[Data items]
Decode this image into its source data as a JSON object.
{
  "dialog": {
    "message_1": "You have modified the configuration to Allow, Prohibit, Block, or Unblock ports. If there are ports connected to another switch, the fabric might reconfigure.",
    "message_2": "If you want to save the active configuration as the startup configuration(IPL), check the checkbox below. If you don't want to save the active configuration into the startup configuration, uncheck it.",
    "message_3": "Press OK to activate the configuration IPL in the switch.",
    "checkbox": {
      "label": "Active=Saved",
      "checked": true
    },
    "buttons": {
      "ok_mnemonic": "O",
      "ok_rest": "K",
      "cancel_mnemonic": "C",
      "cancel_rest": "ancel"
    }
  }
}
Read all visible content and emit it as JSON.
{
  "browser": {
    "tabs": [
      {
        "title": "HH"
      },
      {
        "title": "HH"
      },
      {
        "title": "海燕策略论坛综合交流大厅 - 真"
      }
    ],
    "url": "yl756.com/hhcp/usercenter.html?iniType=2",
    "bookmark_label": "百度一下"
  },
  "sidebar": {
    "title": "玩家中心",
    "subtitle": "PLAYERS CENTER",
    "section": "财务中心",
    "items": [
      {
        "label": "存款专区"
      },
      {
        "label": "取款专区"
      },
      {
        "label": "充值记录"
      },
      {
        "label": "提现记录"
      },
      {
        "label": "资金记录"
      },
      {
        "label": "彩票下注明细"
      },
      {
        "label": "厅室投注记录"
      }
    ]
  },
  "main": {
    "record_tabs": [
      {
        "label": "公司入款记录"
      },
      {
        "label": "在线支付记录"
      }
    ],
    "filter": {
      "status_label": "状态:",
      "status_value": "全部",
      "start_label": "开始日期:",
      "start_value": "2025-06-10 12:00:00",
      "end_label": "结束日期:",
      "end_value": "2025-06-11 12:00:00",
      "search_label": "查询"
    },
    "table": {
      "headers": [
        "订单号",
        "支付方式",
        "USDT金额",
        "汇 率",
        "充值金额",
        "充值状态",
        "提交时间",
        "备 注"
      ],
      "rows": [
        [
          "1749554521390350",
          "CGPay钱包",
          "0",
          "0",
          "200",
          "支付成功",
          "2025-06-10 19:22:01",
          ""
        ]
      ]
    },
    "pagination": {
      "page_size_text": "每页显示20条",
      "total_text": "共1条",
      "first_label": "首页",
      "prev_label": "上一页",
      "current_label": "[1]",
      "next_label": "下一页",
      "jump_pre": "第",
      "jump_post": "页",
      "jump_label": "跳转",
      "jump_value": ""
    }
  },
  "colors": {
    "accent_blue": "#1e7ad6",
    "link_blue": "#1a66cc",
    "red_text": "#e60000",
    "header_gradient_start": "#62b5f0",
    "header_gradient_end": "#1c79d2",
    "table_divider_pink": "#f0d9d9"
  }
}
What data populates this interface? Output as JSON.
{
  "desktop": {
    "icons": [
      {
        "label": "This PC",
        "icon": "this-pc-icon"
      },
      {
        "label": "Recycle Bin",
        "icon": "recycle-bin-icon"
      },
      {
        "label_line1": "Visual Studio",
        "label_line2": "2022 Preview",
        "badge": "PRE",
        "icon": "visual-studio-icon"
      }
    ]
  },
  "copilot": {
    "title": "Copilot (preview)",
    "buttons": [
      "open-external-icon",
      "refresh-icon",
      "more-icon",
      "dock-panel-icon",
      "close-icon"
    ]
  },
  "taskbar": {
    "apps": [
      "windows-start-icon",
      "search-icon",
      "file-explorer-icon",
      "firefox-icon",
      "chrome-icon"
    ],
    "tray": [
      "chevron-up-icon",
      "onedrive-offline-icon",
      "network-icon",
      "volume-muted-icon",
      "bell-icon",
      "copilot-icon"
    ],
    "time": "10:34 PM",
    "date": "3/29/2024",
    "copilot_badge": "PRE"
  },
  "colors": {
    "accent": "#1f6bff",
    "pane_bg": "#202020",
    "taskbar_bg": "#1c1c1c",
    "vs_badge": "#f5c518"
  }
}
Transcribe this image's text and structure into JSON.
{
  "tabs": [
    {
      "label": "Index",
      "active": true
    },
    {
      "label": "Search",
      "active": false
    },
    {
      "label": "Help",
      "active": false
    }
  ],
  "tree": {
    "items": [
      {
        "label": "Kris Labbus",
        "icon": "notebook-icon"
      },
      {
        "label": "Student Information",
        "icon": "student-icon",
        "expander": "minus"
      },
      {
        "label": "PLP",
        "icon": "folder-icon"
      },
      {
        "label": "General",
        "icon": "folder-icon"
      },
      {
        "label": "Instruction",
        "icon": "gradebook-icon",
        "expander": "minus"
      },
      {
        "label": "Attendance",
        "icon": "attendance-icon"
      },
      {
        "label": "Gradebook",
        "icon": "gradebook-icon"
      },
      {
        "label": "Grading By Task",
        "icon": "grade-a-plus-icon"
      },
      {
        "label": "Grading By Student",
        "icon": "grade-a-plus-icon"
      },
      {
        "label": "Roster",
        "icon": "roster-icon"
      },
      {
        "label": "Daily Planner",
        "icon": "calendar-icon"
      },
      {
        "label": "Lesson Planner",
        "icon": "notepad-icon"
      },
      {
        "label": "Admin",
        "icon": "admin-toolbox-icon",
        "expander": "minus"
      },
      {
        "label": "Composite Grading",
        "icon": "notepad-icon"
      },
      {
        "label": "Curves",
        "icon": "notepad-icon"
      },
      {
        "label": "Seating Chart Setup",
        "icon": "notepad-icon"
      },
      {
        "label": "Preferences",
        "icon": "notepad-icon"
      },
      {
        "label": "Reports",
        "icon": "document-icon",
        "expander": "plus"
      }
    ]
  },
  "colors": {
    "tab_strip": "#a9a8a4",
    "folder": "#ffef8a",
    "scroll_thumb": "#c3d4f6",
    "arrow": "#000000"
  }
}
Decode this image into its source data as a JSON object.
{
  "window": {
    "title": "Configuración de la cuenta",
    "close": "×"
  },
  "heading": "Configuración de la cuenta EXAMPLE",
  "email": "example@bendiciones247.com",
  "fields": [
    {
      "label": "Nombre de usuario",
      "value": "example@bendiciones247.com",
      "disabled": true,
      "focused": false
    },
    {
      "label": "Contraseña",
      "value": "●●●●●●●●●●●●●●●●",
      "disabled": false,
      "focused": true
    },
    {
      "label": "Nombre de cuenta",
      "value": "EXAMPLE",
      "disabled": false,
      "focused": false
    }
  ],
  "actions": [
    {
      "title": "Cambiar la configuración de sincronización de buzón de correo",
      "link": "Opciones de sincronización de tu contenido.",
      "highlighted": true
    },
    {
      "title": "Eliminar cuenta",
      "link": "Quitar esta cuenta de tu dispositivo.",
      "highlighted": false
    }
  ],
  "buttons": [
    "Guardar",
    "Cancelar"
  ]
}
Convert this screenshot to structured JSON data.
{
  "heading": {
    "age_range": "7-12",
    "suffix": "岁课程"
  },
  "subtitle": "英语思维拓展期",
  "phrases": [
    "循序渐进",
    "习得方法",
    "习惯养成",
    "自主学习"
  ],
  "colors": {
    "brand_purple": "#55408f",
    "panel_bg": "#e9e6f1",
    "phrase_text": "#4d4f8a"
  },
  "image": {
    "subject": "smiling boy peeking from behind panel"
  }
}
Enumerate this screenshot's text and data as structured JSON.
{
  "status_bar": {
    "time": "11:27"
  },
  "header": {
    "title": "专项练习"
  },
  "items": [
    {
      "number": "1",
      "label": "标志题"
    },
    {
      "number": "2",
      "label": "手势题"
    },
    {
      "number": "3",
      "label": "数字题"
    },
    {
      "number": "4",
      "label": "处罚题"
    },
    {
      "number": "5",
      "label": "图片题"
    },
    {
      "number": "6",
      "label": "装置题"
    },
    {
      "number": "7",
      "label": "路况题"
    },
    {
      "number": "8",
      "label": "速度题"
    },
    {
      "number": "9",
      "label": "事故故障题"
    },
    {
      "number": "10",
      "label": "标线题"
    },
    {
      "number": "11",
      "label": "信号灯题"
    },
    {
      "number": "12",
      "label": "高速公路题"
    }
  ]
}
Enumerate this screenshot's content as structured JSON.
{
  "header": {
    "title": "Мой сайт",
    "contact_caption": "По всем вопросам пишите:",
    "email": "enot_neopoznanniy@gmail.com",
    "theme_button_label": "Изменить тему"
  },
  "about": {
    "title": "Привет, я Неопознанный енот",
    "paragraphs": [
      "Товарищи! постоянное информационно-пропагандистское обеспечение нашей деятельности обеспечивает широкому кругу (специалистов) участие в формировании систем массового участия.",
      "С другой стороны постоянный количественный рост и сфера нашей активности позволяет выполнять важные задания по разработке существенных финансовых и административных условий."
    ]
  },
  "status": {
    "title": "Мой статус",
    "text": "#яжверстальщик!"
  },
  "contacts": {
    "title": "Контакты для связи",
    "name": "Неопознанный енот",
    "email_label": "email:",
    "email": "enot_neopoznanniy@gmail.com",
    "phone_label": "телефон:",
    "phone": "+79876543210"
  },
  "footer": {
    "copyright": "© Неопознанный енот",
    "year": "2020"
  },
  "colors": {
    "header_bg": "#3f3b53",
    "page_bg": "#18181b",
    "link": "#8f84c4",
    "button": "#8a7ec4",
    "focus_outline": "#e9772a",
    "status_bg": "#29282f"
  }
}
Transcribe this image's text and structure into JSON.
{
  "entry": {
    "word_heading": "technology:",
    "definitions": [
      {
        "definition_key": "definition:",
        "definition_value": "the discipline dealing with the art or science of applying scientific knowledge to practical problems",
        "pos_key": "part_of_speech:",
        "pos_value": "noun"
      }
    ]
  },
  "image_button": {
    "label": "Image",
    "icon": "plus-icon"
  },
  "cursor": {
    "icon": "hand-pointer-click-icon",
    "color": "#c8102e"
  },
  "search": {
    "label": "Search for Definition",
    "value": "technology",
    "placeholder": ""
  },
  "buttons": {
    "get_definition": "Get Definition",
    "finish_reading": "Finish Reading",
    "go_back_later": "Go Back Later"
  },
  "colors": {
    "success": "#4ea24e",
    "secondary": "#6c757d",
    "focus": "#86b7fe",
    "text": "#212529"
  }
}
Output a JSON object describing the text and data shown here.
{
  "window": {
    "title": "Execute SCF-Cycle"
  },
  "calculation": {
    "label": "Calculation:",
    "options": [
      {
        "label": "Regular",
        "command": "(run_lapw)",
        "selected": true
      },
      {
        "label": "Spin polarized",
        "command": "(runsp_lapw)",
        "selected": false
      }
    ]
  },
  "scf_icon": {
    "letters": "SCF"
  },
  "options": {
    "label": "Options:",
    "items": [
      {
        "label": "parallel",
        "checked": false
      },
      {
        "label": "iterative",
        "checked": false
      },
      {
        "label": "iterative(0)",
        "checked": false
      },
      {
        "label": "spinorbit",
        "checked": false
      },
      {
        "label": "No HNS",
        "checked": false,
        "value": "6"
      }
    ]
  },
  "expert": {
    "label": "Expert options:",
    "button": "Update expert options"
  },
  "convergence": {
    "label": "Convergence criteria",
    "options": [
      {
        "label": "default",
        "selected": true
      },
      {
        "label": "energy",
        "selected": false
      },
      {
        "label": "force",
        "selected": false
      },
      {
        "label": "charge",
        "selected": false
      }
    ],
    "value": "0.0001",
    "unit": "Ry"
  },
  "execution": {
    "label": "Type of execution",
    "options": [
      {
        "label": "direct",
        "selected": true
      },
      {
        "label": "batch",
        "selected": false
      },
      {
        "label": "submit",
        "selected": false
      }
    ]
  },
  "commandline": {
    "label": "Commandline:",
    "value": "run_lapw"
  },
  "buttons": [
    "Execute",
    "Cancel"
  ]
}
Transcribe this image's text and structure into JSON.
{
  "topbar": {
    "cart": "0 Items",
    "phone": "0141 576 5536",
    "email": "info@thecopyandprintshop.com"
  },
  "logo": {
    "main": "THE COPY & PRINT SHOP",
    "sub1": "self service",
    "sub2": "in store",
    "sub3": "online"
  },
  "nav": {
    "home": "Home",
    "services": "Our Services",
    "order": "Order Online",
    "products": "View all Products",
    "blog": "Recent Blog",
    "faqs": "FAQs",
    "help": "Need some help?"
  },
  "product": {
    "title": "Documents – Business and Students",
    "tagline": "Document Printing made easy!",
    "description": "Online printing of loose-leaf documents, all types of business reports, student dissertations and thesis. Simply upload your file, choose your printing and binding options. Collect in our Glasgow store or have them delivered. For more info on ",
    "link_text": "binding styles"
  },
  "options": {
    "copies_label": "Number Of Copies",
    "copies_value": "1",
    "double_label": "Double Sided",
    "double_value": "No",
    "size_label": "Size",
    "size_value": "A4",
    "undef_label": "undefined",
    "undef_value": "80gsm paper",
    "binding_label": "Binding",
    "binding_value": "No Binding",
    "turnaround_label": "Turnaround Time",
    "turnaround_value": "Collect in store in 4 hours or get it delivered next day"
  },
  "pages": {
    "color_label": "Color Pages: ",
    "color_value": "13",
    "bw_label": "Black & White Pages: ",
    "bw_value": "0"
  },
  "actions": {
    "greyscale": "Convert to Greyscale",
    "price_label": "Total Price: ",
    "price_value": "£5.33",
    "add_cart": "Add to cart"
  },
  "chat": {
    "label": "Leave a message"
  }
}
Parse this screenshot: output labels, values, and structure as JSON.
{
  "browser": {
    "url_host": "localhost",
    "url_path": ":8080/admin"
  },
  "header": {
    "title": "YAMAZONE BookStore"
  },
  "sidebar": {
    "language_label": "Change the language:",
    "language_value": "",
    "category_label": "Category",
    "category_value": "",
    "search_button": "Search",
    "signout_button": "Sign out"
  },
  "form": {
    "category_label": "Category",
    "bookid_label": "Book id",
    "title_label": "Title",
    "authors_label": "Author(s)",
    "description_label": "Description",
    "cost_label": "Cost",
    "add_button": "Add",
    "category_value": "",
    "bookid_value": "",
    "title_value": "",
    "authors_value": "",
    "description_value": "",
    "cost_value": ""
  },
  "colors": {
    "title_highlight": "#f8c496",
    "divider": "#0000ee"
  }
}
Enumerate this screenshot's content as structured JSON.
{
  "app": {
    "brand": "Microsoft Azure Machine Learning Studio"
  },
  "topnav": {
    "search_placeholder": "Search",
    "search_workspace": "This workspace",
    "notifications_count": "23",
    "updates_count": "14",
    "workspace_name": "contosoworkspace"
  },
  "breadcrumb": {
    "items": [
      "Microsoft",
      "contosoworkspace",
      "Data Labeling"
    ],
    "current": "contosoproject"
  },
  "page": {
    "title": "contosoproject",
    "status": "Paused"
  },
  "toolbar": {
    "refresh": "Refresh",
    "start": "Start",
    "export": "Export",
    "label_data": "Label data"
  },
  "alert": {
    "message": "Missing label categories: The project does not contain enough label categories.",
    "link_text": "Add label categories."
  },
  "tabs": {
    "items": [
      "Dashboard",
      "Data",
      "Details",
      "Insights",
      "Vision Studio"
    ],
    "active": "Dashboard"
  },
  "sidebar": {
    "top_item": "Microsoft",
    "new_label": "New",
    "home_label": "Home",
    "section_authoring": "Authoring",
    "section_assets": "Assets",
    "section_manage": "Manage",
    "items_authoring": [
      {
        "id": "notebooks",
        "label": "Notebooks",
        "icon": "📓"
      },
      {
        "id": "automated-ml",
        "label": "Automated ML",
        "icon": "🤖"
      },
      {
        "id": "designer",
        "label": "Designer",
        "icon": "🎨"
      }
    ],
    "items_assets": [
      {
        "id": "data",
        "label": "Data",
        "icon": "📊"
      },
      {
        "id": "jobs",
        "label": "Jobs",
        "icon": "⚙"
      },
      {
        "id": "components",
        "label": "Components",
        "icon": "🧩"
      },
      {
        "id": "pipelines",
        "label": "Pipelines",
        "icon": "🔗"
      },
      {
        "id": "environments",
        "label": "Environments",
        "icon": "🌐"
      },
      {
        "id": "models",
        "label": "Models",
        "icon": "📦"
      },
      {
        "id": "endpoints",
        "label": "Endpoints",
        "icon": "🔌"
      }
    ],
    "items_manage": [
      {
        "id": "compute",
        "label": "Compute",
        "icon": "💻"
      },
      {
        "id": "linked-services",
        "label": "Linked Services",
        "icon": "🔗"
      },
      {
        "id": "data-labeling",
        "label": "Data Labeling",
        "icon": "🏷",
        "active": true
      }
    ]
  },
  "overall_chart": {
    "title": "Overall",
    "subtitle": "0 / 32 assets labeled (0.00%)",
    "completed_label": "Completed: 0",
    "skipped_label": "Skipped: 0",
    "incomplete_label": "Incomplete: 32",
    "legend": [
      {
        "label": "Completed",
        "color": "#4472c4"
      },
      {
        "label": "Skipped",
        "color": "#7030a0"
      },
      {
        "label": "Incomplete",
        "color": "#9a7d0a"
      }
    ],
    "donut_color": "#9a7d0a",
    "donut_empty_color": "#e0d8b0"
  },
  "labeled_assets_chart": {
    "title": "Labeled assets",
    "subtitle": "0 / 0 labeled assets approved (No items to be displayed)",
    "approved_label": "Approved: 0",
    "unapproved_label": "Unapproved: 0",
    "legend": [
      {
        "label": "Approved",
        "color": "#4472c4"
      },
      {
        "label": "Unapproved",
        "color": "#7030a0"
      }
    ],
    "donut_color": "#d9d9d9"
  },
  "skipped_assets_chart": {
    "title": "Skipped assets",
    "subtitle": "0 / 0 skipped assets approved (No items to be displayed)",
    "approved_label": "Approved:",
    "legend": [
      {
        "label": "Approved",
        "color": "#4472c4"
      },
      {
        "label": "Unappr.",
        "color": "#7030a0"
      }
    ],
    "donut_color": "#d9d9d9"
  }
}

Task statement | In the entries above, count each line holding "Microsoft" and report the total and nothing more.

Task answer | 3